- Data supplied
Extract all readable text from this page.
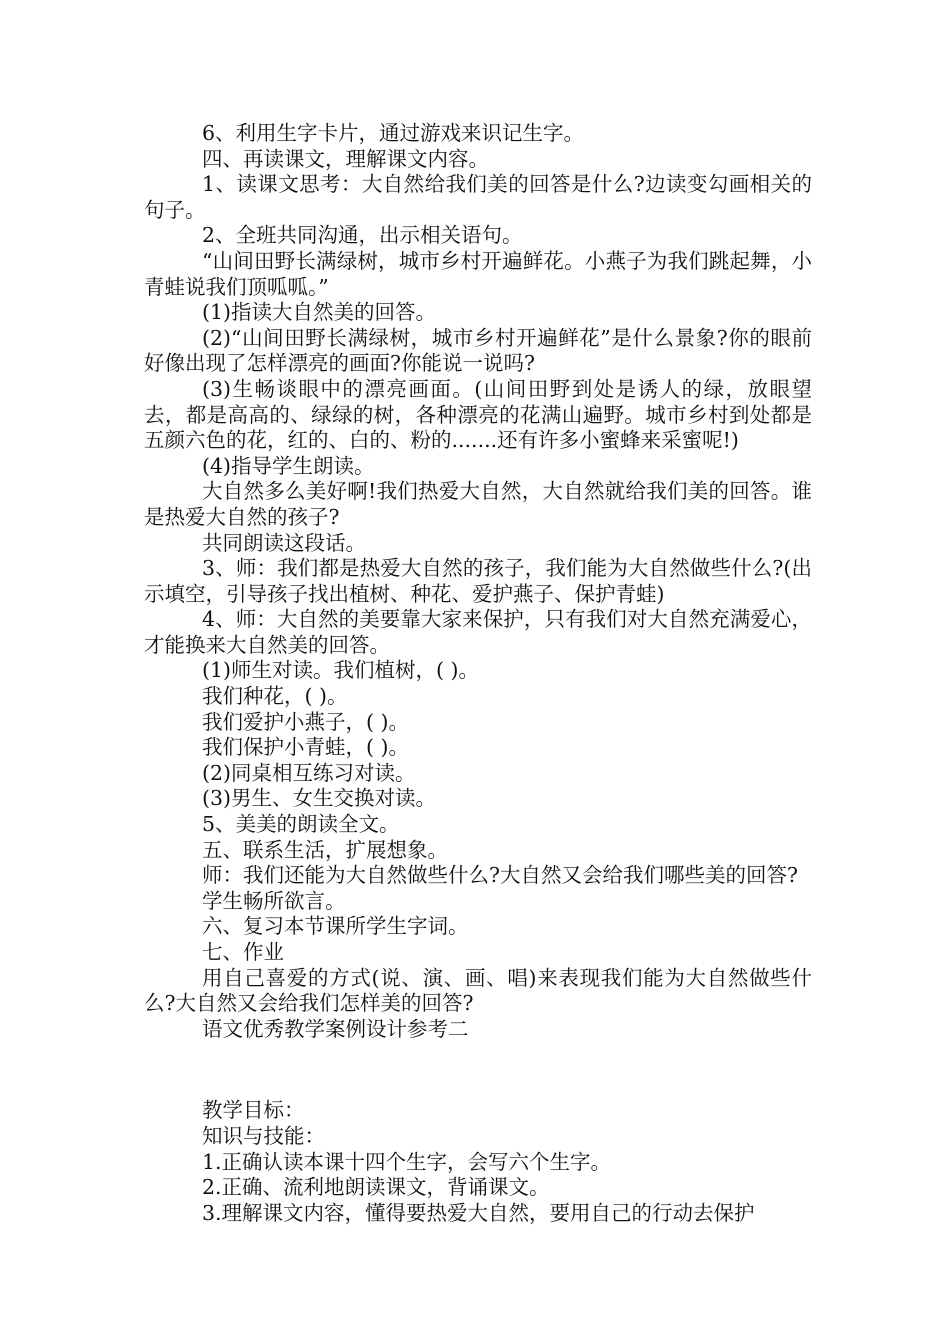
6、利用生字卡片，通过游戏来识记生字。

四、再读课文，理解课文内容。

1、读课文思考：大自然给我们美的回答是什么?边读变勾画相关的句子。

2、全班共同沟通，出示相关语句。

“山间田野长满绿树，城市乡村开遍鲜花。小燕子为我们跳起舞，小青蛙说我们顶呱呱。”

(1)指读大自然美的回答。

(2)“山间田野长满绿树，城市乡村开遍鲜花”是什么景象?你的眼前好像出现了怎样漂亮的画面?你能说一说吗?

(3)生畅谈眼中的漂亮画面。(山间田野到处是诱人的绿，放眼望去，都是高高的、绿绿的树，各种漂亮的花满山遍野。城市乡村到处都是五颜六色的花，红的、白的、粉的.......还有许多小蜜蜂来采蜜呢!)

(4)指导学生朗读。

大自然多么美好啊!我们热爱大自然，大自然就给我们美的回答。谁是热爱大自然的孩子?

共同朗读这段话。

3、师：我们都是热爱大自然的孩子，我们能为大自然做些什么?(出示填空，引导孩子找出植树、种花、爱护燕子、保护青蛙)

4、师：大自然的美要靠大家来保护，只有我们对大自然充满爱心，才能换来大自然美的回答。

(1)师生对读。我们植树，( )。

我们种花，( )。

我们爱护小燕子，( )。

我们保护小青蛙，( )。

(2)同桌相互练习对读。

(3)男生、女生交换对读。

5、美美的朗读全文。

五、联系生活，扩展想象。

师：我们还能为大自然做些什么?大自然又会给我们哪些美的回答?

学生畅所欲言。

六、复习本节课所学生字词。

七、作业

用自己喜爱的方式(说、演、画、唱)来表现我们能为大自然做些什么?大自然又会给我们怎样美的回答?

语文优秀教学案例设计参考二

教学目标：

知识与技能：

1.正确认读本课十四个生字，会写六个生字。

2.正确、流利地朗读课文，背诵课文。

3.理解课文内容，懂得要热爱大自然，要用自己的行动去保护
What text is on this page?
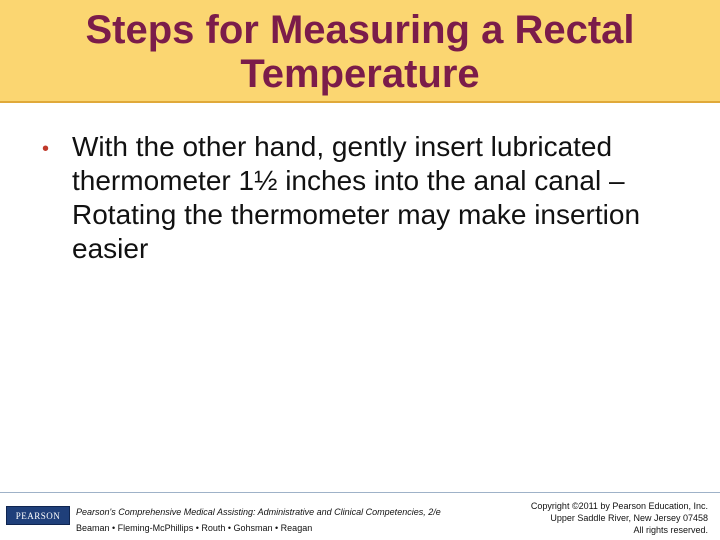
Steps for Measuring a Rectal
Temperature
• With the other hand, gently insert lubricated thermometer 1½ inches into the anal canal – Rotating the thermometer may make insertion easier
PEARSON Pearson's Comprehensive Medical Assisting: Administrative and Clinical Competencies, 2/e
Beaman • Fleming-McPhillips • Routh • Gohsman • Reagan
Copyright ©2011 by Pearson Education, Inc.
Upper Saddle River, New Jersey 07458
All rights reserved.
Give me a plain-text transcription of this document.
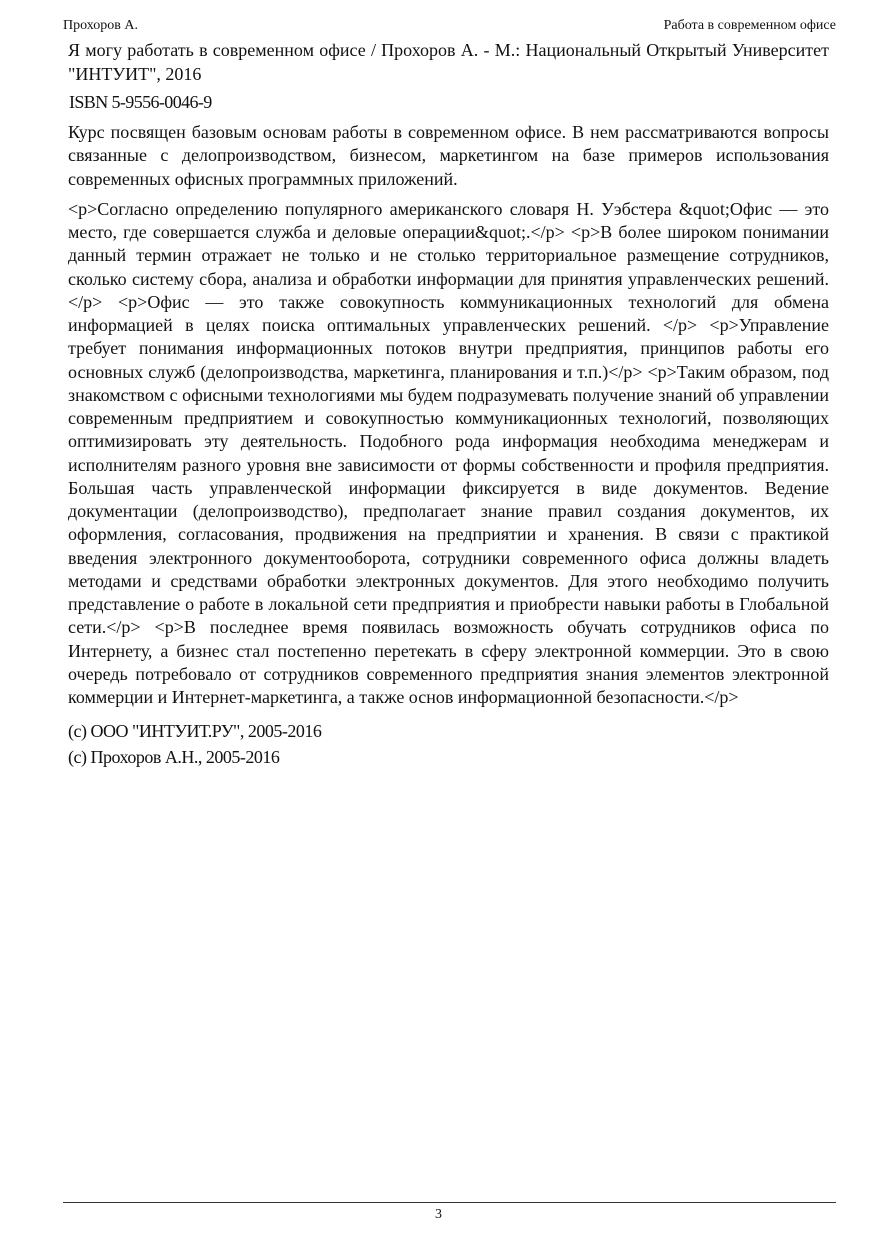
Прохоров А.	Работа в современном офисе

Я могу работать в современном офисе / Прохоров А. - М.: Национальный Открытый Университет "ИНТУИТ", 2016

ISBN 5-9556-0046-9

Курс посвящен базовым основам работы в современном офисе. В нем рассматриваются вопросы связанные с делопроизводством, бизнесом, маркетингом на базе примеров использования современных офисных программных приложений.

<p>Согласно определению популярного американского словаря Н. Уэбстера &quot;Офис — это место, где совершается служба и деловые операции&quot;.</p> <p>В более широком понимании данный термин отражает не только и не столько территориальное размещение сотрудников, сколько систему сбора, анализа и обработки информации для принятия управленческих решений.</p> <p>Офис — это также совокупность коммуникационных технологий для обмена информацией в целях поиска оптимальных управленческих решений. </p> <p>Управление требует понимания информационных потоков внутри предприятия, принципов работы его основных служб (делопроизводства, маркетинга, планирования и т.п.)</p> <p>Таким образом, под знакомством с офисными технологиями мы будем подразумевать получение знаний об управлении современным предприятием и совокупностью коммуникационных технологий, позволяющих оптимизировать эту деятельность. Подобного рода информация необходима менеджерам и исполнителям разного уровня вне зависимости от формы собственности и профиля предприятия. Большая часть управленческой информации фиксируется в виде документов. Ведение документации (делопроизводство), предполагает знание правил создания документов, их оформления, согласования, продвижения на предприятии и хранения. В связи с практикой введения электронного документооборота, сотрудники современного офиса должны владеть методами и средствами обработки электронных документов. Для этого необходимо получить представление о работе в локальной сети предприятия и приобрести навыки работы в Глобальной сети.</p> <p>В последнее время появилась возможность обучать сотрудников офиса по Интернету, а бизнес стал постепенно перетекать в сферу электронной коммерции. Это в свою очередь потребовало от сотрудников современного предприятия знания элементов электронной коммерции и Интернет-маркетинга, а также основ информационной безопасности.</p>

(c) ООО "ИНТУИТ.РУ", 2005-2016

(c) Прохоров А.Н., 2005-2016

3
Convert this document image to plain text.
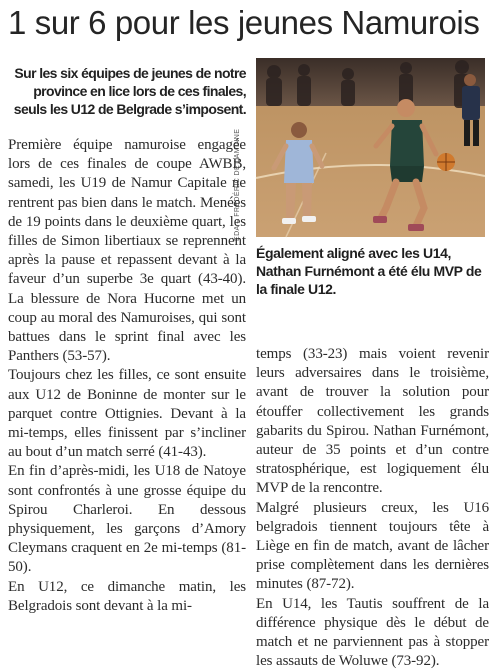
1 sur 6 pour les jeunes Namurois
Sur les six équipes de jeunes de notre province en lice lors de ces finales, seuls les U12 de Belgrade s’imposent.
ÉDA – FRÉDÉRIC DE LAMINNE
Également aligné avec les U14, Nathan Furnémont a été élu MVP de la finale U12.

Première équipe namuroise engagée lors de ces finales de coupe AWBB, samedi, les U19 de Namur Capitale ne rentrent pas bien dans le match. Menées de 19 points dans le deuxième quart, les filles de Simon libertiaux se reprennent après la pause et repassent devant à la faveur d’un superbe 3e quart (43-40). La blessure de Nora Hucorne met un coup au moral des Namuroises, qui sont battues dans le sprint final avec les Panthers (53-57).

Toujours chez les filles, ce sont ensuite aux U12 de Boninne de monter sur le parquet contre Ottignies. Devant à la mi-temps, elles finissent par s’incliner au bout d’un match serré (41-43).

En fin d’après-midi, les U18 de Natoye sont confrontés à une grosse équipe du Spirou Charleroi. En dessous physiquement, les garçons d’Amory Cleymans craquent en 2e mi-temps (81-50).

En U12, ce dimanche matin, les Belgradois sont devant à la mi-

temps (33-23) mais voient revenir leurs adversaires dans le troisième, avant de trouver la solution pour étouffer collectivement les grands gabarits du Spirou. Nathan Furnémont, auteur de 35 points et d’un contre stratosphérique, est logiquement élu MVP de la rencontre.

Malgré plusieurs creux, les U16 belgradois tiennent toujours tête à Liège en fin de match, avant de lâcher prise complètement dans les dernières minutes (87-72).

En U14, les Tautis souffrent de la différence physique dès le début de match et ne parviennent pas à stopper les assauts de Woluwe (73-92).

- Required work
Do not include images; quote all of the entries above exactly.

- Final answer
Extract all readable text from this page.
6、利用生字卡片，通过游戏来识记生字。

四、再读课文，理解课文内容。

1、读课文思考：大自然给我们美的回答是什么?边读变勾画相关的句子。

2、全班共同沟通，出示相关语句。

“山间田野长满绿树，城市乡村开遍鲜花。小燕子为我们跳起舞，小青蛙说我们顶呱呱。”

(1)指读大自然美的回答。

(2)“山间田野长满绿树，城市乡村开遍鲜花”是什么景象?你的眼前好像出现了怎样漂亮的画面?你能说一说吗?

(3)生畅谈眼中的漂亮画面。(山间田野到处是诱人的绿，放眼望去，都是高高的、绿绿的树，各种漂亮的花满山遍野。城市乡村到处都是五颜六色的花，红的、白的、粉的.......还有许多小蜜蜂来采蜜呢!)

(4)指导学生朗读。

大自然多么美好啊!我们热爱大自然，大自然就给我们美的回答。谁是热爱大自然的孩子?

共同朗读这段话。

3、师：我们都是热爱大自然的孩子，我们能为大自然做些什么?(出示填空，引导孩子找出植树、种花、爱护燕子、保护青蛙)

4、师：大自然的美要靠大家来保护，只有我们对大自然充满爱心，才能换来大自然美的回答。

(1)师生对读。我们植树，( )。

我们种花，( )。

我们爱护小燕子，( )。

我们保护小青蛙，( )。

(2)同桌相互练习对读。

(3)男生、女生交换对读。

5、美美的朗读全文。

五、联系生活，扩展想象。

师：我们还能为大自然做些什么?大自然又会给我们哪些美的回答?

学生畅所欲言。

六、复习本节课所学生字词。

七、作业

用自己喜爱的方式(说、演、画、唱)来表现我们能为大自然做些什么?大自然又会给我们怎样美的回答?

语文优秀教学案例设计参考二

教学目标：

知识与技能：

1.正确认读本课十四个生字，会写六个生字。

2.正确、流利地朗读课文，背诵课文。

3.理解课文内容，懂得要热爱大自然，要用自己的行动去保护
What text is on this page?
Steps for Measuring a Rectal
Temperature
• With the other hand, gently insert lubricated thermometer 1½ inches into the anal canal – Rotating the thermometer may make insertion easier
PEARSON Pearson's Comprehensive Medical Assisting: Administrative and Clinical Competencies, 2/e
Beaman • Fleming-McPhillips • Routh • Gohsman • Reagan
Copyright ©2011 by Pearson Education, Inc.
Upper Saddle River, New Jersey 07458
All rights reserved.
Give me a plain-text transcription of this document.
Прохоров А.	Работа в современном офисе

Я могу работать в современном офисе / Прохоров А. - М.: Национальный Открытый Университет "ИНТУИТ", 2016

ISBN 5-9556-0046-9

Курс посвящен базовым основам работы в современном офисе. В нем рассматриваются вопросы связанные с делопроизводством, бизнесом, маркетингом на базе примеров использования современных офисных программных приложений.

<p>Согласно определению популярного американского словаря Н. Уэбстера &quot;Офис — это место, где совершается служба и деловые операции&quot;.</p> <p>В более широком понимании данный термин отражает не только и не столько территориальное размещение сотрудников, сколько систему сбора, анализа и обработки информации для принятия управленческих решений.</p> <p>Офис — это также совокупность коммуникационных технологий для обмена информацией в целях поиска оптимальных управленческих решений. </p> <p>Управление требует понимания информационных потоков внутри предприятия, принципов работы его основных служб (делопроизводства, маркетинга, планирования и т.п.)</p> <p>Таким образом, под знакомством с офисными технологиями мы будем подразумевать получение знаний об управлении современным предприятием и совокупностью коммуникационных технологий, позволяющих оптимизировать эту деятельность. Подобного рода информация необходима менеджерам и исполнителям разного уровня вне зависимости от формы собственности и профиля предприятия. Большая часть управленческой информации фиксируется в виде документов. Ведение документации (делопроизводство), предполагает знание правил создания документов, их оформления, согласования, продвижения на предприятии и хранения. В связи с практикой введения электронного документооборота, сотрудники современного офиса должны владеть методами и средствами обработки электронных документов. Для этого необходимо получить представление о работе в локальной сети предприятия и приобрести навыки работы в Глобальной сети.</p> <p>В последнее время появилась возможность обучать сотрудников офиса по Интернету, а бизнес стал постепенно перетекать в сферу электронной коммерции. Это в свою очередь потребовало от сотрудников современного предприятия знания элементов электронной коммерции и Интернет-маркетинга, а также основ информационной безопасности.</p>

(c) ООО "ИНТУИТ.РУ", 2005-2016

(c) Прохоров А.Н., 2005-2016

3
Convert this document image to plain text.
1 sur 6 pour les jeunes Namurois
Sur les six équipes de jeunes de notre province en lice lors de ces finales, seuls les U12 de Belgrade s’imposent.
ÉDA – FRÉDÉRIC DE LAMINNE
Également aligné avec les U14, Nathan Furnémont a été élu MVP de la finale U12.

Première équipe namuroise engagée lors de ces finales de coupe AWBB, samedi, les U19 de Namur Capitale ne rentrent pas bien dans le match. Menées de 19 points dans le deuxième quart, les filles de Simon libertiaux se reprennent après la pause et repassent devant à la faveur d’un superbe 3e quart (43-40). La blessure de Nora Hucorne met un coup au moral des Namuroises, qui sont battues dans le sprint final avec les Panthers (53-57).

Toujours chez les filles, ce sont ensuite aux U12 de Boninne de monter sur le parquet contre Ottignies. Devant à la mi-temps, elles finissent par s’incliner au bout d’un match serré (41-43).

En fin d’après-midi, les U18 de Natoye sont confrontés à une grosse équipe du Spirou Charleroi. En dessous physiquement, les garçons d’Amory Cleymans craquent en 2e mi-temps (81-50).

En U12, ce dimanche matin, les Belgradois sont devant à la mi-

temps (33-23) mais voient revenir leurs adversaires dans le troisième, avant de trouver la solution pour étouffer collectivement les grands gabarits du Spirou. Nathan Furnémont, auteur de 35 points et d’un contre stratosphérique, est logiquement élu MVP de la rencontre.

Malgré plusieurs creux, les U16 belgradois tiennent toujours tête à Liège en fin de match, avant de lâcher prise complètement dans les dernières minutes (87-72).

En U14, les Tautis souffrent de la différence physique dès le début de match et ne parviennent pas à stopper les assauts de Woluwe (73-92).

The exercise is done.